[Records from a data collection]
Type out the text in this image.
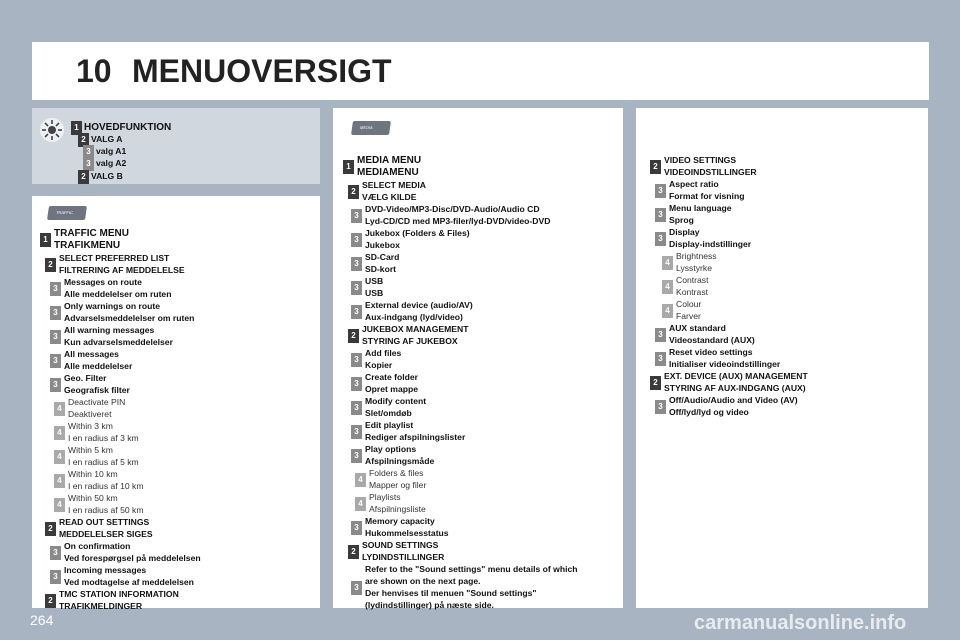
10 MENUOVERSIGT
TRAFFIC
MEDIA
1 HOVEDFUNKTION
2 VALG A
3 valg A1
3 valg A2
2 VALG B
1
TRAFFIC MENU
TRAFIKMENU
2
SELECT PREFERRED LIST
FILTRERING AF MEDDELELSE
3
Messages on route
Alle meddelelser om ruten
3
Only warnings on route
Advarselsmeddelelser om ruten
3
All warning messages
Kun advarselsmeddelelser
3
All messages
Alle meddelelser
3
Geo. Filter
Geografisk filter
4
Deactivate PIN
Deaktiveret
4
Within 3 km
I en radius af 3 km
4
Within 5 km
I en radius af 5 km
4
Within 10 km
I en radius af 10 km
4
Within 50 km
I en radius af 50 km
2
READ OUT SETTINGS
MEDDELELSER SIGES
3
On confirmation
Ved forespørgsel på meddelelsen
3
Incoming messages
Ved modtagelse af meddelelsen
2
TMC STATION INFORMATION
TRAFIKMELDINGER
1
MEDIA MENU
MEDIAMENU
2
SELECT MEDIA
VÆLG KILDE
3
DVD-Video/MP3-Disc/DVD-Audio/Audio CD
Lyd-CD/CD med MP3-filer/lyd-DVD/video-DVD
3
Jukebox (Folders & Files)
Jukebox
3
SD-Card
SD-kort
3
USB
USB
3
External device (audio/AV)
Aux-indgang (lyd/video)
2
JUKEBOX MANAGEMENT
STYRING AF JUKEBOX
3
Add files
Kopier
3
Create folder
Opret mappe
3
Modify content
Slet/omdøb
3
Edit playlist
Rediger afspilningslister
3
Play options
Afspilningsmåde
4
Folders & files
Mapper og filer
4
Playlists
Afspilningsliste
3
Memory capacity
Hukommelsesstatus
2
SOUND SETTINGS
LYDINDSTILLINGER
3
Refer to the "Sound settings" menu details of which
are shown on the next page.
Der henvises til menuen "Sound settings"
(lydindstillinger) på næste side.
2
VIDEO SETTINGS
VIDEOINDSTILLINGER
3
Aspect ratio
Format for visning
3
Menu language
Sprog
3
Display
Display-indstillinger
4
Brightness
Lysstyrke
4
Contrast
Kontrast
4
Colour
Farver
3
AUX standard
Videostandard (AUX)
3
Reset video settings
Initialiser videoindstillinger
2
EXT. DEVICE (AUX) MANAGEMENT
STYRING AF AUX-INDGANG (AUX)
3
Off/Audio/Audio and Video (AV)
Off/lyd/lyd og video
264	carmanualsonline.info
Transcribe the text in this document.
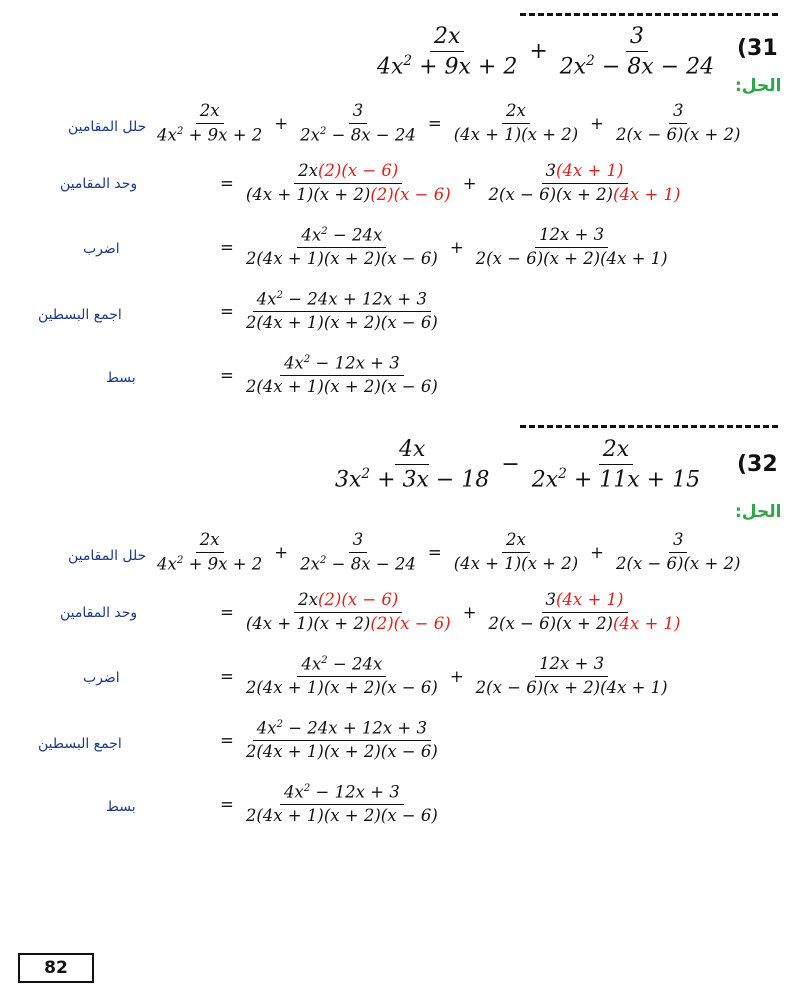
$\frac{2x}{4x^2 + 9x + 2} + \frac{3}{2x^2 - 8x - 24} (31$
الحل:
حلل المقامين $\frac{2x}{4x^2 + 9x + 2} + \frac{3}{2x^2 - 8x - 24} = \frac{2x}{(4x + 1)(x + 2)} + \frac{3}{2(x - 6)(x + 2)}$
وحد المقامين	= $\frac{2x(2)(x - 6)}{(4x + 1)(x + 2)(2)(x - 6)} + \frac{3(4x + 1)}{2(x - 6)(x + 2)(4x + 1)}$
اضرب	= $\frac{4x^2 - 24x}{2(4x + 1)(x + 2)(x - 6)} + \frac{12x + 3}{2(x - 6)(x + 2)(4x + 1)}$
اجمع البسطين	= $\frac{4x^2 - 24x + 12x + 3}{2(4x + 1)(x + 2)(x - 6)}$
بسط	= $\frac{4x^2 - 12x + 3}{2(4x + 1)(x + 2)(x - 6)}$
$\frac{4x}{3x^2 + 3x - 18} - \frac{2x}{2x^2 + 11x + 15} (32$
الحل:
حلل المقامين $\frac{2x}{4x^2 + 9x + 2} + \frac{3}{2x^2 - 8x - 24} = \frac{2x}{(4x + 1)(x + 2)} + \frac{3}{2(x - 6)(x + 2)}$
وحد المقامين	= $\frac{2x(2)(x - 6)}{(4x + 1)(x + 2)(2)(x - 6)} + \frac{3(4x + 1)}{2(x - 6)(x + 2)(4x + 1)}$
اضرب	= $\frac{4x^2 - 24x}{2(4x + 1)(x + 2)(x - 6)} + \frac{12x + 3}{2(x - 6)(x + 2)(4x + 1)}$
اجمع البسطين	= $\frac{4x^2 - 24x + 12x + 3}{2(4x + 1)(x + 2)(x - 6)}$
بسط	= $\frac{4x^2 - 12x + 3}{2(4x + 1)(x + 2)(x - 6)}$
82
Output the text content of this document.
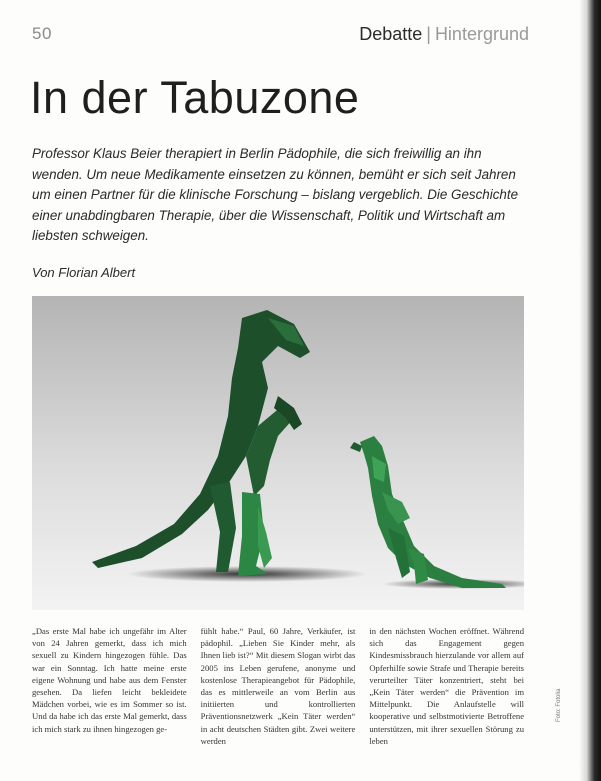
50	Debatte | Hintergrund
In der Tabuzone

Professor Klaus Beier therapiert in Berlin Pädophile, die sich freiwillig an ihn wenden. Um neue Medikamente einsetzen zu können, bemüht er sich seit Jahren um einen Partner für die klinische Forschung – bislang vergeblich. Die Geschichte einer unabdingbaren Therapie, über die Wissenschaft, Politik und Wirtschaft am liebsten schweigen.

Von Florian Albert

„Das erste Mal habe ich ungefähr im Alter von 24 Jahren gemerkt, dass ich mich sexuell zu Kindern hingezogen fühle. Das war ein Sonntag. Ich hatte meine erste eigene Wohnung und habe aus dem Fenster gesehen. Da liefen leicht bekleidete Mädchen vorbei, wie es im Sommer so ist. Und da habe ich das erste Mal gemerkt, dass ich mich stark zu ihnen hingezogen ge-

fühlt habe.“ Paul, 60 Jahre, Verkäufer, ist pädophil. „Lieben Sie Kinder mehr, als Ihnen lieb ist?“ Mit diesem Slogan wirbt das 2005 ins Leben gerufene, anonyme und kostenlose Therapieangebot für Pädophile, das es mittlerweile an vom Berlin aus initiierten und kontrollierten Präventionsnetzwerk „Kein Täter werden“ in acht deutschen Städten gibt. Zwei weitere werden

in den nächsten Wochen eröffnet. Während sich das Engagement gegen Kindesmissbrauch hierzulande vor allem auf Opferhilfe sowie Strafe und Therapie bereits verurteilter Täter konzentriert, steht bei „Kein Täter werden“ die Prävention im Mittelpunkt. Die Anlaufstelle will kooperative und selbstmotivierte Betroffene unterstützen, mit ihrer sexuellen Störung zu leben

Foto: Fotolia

- [Exercise instructions] Copy every line of the data that holds the string "filer".

- [Task solution]
Lyd-CD/CD med MP3-filer/lyd-DVD/video-DVD
Mapper og filer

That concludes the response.